§ What you are asked to do
Collect every line of the records below that contains the word "太阳质量占太阳系总质量的".

§ Provided data
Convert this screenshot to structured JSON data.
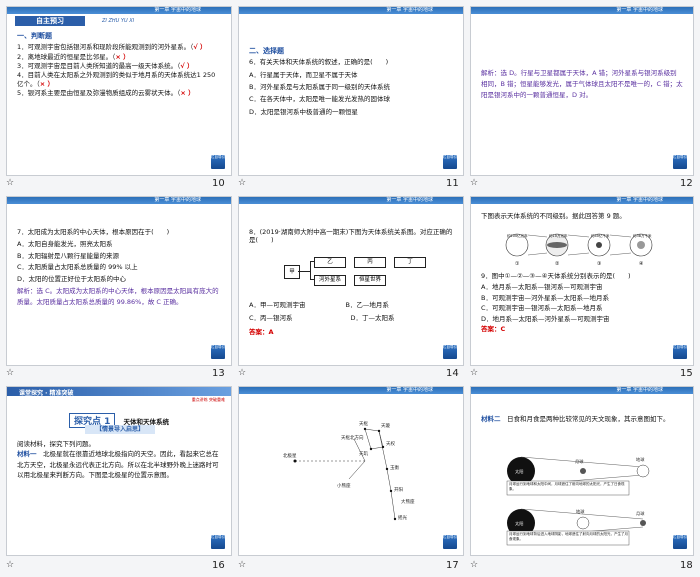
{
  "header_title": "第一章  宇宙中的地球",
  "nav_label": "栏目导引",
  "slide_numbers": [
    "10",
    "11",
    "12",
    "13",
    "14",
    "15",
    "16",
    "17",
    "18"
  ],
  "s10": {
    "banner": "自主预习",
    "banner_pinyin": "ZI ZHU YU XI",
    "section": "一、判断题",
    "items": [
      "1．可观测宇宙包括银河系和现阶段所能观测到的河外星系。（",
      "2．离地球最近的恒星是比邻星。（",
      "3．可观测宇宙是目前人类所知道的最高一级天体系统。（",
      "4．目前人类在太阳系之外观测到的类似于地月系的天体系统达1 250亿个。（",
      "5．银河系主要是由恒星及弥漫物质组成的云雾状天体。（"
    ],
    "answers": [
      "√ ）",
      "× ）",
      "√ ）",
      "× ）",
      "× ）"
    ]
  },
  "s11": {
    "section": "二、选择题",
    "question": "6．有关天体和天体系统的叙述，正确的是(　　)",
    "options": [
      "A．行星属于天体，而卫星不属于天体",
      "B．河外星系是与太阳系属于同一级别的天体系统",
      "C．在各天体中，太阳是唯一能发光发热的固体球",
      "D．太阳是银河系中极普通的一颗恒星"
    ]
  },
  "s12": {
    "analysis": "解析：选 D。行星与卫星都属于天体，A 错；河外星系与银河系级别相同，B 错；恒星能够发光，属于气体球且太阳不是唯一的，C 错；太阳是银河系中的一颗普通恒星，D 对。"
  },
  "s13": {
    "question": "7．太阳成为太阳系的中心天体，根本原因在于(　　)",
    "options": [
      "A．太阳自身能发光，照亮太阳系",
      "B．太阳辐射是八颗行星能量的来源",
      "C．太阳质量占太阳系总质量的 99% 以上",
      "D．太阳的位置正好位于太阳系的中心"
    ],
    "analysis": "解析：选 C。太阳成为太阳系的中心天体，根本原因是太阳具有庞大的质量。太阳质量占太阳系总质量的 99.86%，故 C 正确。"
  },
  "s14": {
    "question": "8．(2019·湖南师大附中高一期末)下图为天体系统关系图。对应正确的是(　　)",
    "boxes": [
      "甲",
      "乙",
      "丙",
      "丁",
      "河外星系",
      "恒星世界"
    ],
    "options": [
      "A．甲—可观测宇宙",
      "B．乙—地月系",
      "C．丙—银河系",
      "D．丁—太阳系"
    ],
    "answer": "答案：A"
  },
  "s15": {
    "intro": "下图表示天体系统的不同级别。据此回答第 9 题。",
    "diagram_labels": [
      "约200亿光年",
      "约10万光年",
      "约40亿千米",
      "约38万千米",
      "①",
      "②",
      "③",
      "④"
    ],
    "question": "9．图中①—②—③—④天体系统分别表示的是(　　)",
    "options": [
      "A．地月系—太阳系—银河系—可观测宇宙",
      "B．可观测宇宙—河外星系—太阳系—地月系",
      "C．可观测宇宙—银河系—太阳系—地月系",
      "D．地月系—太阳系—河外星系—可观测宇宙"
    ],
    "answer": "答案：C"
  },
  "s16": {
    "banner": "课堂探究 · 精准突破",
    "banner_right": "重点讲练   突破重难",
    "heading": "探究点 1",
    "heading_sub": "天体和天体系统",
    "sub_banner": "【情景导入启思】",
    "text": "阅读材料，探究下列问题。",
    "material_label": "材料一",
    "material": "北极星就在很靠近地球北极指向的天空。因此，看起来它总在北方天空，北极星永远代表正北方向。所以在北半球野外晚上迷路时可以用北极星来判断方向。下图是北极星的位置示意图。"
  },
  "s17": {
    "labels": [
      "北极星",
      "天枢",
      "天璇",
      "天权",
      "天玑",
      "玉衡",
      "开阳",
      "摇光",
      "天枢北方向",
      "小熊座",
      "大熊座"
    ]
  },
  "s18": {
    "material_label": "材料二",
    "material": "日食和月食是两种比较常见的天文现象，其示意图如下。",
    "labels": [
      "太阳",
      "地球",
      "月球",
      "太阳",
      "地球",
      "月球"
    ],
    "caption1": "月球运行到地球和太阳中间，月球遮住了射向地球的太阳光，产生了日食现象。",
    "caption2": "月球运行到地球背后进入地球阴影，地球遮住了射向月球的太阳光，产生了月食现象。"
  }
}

...

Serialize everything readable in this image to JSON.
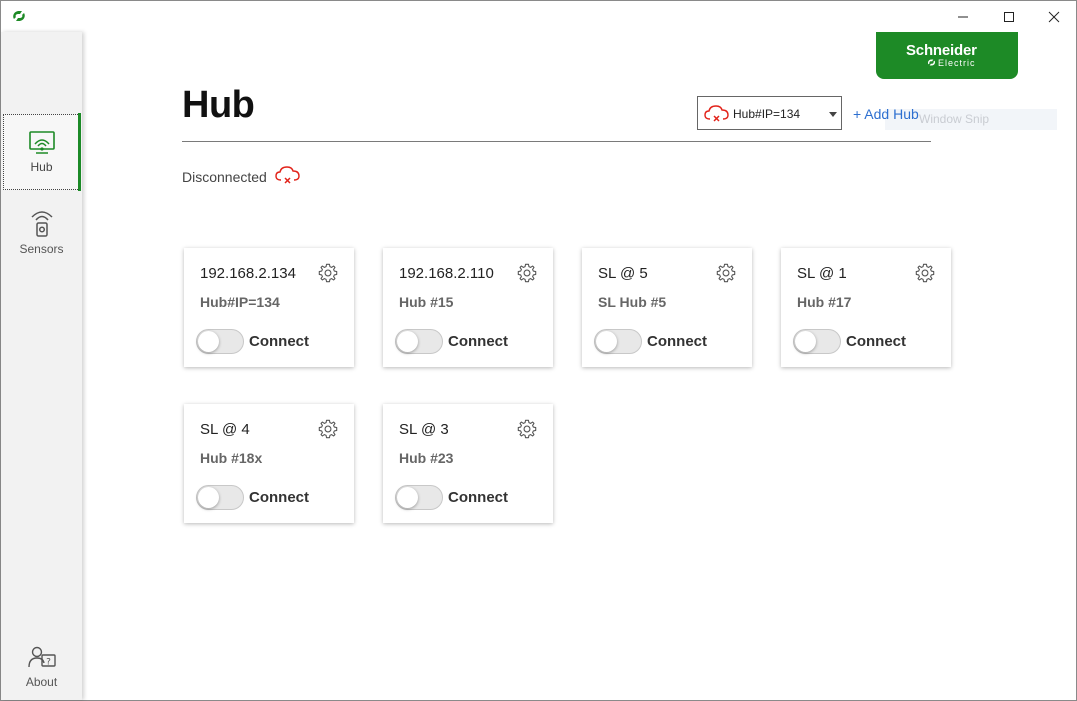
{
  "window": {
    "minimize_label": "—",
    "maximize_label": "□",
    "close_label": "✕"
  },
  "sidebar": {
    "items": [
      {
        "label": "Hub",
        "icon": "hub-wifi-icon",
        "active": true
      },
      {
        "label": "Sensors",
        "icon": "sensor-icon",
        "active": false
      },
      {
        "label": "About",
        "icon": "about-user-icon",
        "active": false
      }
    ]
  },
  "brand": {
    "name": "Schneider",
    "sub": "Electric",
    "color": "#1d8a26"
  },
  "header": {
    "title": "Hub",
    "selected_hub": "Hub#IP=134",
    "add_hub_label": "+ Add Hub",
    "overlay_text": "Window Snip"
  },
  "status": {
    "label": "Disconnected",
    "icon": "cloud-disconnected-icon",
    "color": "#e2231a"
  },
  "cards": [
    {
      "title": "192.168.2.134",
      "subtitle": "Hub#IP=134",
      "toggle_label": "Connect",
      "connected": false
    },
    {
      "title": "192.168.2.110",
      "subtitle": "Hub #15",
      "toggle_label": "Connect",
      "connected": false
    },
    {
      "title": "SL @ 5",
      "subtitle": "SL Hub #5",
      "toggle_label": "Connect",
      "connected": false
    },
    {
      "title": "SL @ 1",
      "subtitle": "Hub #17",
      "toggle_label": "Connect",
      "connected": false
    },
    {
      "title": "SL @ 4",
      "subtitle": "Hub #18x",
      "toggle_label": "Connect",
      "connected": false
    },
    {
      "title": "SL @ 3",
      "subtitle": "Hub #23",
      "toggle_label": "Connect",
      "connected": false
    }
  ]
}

§ Output of the task
      "C．太阳质量占太阳系总质量的 99% 以上",
    "analysis": "解析：选 C。太阳成为太阳系的中心天体，根本原因是太阳具有庞大的质量。太阳质量占太阳系总质量的 99.86%，故 C 正确。"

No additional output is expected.